[Task] In the entries below, find every line holding the string "Most" and collect it.

Records to use below:

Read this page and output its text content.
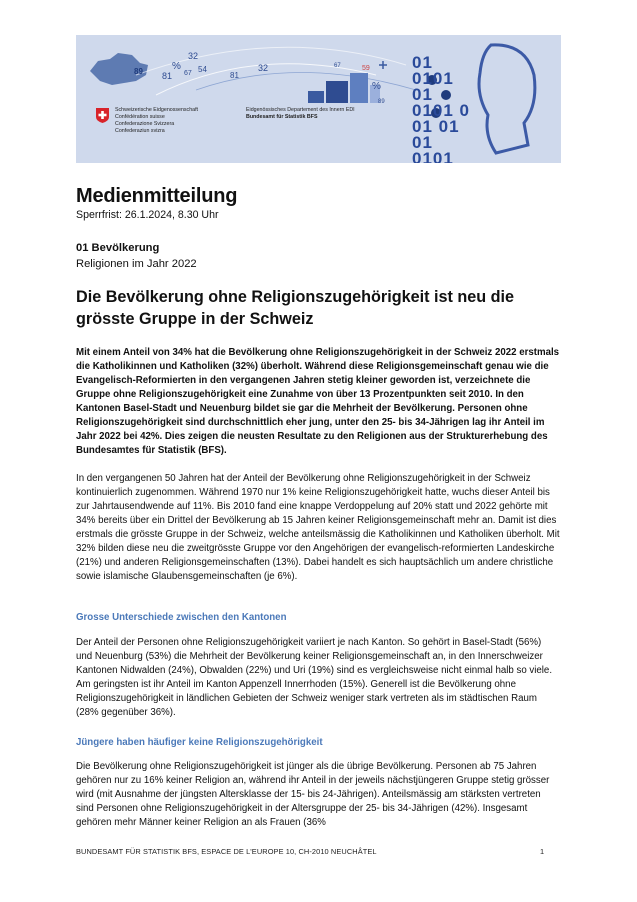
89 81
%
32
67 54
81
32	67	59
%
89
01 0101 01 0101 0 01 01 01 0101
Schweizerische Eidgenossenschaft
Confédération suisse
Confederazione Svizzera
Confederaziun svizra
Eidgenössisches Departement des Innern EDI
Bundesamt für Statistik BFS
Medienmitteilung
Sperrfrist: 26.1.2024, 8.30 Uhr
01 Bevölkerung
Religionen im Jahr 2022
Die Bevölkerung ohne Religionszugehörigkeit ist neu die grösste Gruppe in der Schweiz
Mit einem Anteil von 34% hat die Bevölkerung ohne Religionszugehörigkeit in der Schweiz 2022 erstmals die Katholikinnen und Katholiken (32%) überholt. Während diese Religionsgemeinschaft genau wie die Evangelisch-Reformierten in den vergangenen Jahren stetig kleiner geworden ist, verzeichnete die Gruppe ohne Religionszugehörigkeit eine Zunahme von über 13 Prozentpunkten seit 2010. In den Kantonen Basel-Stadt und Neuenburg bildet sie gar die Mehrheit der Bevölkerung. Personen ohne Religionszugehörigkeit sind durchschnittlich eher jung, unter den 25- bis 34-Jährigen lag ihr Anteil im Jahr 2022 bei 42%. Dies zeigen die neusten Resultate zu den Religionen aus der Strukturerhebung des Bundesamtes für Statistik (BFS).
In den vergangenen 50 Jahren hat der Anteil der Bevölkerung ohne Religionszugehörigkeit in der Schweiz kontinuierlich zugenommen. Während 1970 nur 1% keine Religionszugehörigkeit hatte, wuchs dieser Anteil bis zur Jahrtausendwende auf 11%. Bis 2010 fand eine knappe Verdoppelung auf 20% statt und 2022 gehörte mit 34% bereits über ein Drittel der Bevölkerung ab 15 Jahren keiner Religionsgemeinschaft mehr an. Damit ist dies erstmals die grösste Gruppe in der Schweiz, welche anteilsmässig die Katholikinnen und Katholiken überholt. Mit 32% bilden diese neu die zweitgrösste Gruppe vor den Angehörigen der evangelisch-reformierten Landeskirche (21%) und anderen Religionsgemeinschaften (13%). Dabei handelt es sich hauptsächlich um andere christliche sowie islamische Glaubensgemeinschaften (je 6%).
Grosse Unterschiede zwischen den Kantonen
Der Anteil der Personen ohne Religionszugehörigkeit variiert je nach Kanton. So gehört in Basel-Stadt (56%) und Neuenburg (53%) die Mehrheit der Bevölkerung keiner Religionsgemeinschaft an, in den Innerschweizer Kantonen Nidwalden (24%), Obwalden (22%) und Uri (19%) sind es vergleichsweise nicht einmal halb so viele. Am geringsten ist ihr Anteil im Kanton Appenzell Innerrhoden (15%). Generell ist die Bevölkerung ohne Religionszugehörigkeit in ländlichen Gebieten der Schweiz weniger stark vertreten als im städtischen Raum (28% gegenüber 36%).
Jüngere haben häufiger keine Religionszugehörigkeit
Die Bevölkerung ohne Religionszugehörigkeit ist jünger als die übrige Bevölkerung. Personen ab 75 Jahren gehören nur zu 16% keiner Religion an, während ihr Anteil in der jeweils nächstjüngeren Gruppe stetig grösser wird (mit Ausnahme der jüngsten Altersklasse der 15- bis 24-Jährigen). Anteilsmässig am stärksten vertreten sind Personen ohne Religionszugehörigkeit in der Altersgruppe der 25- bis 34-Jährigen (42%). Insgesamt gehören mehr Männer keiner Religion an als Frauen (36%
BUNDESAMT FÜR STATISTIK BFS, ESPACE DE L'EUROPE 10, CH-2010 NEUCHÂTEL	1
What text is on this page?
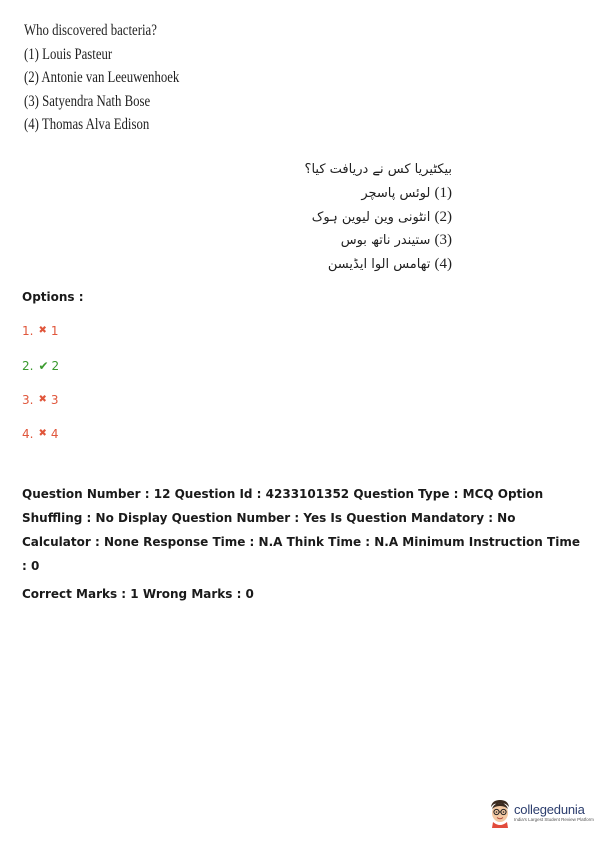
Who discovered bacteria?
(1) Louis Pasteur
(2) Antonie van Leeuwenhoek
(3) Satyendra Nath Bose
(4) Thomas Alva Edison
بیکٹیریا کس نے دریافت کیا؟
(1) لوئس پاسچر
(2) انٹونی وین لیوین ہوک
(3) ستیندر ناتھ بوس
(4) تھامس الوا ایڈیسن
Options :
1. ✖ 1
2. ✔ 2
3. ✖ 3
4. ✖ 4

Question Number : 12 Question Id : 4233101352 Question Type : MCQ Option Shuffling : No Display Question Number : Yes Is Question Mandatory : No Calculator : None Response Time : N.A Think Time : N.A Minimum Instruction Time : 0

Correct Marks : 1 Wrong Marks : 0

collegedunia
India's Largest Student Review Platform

End of Records to use.
Records to use below:

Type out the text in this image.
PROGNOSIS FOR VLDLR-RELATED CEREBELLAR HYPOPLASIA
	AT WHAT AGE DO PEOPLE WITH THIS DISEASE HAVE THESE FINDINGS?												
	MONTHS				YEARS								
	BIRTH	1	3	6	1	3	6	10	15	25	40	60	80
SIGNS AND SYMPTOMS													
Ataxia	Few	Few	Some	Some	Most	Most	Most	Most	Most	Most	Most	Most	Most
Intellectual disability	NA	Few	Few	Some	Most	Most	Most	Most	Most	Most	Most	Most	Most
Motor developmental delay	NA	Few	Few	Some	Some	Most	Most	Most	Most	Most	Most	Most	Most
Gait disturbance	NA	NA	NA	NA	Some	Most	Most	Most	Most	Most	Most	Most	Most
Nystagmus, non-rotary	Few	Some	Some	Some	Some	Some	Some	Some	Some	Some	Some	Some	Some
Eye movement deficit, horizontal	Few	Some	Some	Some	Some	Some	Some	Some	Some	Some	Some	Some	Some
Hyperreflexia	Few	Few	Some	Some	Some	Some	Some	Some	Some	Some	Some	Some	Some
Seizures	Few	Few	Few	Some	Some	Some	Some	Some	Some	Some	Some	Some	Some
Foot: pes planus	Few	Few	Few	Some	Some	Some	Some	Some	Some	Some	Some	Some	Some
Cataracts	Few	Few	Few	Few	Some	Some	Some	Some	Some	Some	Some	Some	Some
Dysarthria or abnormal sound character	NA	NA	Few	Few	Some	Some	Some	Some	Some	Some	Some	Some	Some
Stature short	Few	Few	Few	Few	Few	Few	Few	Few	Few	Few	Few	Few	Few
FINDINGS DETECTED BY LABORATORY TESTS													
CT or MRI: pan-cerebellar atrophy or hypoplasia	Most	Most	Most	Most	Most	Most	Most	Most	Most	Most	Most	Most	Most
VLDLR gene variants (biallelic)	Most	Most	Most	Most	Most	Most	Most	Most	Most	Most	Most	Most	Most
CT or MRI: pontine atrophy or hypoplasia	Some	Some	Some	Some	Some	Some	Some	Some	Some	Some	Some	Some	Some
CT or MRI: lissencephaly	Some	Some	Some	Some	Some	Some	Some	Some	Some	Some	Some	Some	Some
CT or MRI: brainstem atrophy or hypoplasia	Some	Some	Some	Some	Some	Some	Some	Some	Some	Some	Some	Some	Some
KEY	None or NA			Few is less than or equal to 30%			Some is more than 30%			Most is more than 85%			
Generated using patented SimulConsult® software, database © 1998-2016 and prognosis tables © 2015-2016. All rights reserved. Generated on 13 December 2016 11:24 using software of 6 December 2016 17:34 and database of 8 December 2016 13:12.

End of Records to use.
Records to use below:

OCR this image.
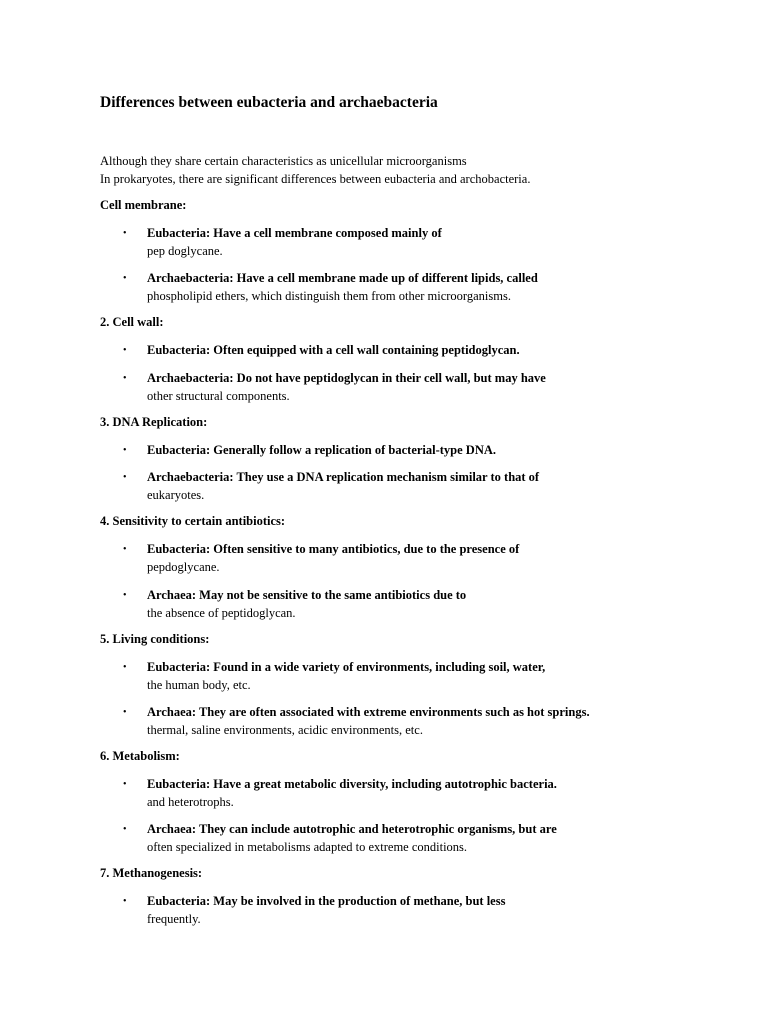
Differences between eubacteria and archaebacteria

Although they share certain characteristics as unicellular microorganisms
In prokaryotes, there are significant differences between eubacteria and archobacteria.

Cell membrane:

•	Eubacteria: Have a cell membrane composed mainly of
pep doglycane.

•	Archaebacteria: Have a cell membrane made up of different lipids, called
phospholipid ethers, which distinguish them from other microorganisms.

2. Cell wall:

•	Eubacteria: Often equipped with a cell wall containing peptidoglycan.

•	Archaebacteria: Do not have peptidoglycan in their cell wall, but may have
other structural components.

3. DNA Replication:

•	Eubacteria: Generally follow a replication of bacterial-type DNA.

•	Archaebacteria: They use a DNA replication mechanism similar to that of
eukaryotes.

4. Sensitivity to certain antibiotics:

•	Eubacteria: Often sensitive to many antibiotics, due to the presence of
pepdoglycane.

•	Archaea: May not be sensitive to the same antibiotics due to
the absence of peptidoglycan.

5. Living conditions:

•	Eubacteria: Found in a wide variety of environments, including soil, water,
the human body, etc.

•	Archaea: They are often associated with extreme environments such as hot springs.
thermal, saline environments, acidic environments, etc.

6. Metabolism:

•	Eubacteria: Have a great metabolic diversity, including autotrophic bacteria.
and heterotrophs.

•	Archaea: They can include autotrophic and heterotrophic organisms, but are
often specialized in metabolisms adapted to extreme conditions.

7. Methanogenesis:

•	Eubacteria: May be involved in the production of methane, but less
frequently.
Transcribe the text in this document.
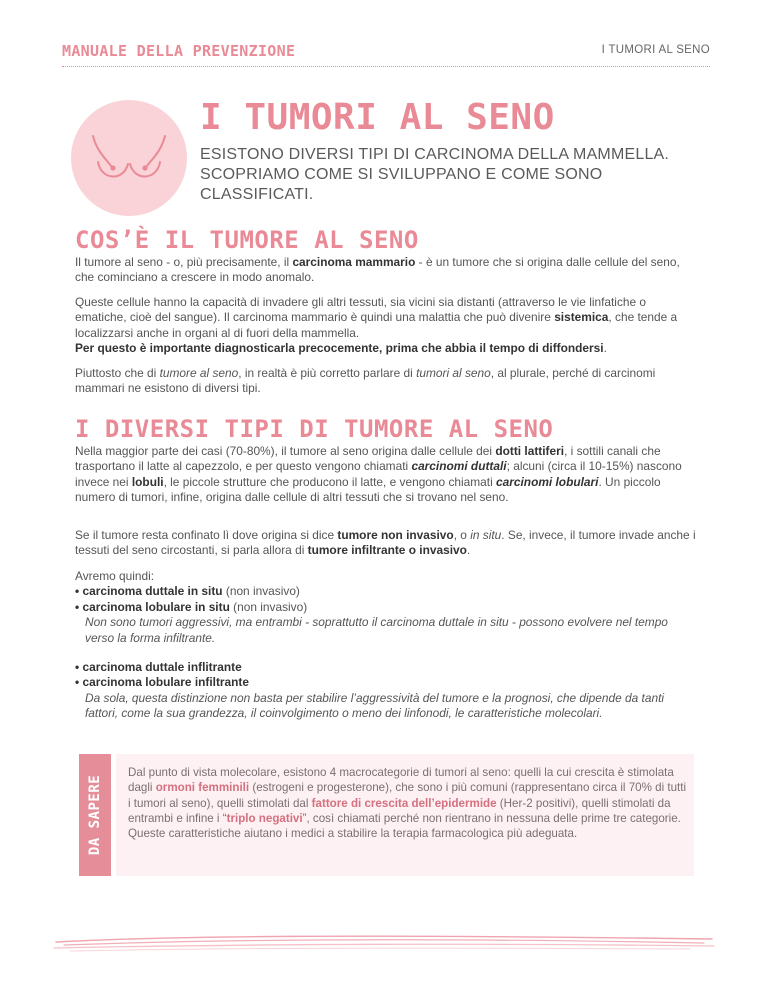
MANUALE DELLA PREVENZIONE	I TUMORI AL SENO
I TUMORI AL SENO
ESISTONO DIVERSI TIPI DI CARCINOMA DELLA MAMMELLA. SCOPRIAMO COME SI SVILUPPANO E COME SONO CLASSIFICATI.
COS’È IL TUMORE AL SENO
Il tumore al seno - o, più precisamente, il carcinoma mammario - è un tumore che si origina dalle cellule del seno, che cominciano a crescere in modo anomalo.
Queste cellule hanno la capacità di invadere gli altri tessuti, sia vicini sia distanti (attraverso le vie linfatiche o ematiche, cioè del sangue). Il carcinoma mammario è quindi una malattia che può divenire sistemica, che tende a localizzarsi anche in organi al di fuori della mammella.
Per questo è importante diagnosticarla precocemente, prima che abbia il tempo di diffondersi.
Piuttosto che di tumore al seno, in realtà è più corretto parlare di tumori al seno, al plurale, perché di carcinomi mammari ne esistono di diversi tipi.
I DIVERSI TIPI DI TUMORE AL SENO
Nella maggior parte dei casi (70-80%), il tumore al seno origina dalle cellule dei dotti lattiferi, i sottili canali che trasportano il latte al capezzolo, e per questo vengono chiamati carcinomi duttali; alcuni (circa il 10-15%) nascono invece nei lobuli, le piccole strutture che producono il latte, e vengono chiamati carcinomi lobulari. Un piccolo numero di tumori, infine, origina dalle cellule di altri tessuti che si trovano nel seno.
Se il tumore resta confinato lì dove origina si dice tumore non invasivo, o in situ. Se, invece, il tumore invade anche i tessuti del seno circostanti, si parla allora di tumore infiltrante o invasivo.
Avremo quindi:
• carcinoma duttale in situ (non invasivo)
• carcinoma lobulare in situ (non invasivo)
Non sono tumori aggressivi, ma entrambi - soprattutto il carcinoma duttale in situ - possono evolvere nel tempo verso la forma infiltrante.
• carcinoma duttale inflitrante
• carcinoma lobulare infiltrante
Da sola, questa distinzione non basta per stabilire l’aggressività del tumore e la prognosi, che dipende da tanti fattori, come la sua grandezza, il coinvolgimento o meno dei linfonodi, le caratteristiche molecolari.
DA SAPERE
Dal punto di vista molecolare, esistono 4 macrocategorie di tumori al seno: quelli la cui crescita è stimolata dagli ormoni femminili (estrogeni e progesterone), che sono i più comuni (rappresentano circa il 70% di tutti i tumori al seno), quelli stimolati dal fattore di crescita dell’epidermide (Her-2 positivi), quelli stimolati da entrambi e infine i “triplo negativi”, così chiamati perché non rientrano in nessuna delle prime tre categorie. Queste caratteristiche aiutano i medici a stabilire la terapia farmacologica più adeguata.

End of Records to use.

[Answer to this task]
Ataxia	Few	Few	Some	Some	Most	Most	Most	Most	Most	Most	Most	Most	Most
Intellectual disability	NA	Few	Few	Some	Most	Most	Most	Most	Most	Most	Most	Most	Most
Motor developmental delay	NA	Few	Few	Some	Some	Most	Most	Most	Most	Most	Most	Most	Most
Gait disturbance	NA	NA	NA	NA	Some	Most	Most	Most	Most	Most	Most	Most	Most
CT or MRI: pan-cerebellar atrophy or hypoplasia	Most	Most	Most	Most	Most	Most	Most	Most	Most	Most	Most	Most	Most
VLDLR gene variants (biallelic)	Most	Most	Most	Most	Most	Most	Most	Most	Most	Most	Most	Most	Most
KEY	None or NA			Few is less than or equal to 30%			Some is more than 30%			Most is more than 85%			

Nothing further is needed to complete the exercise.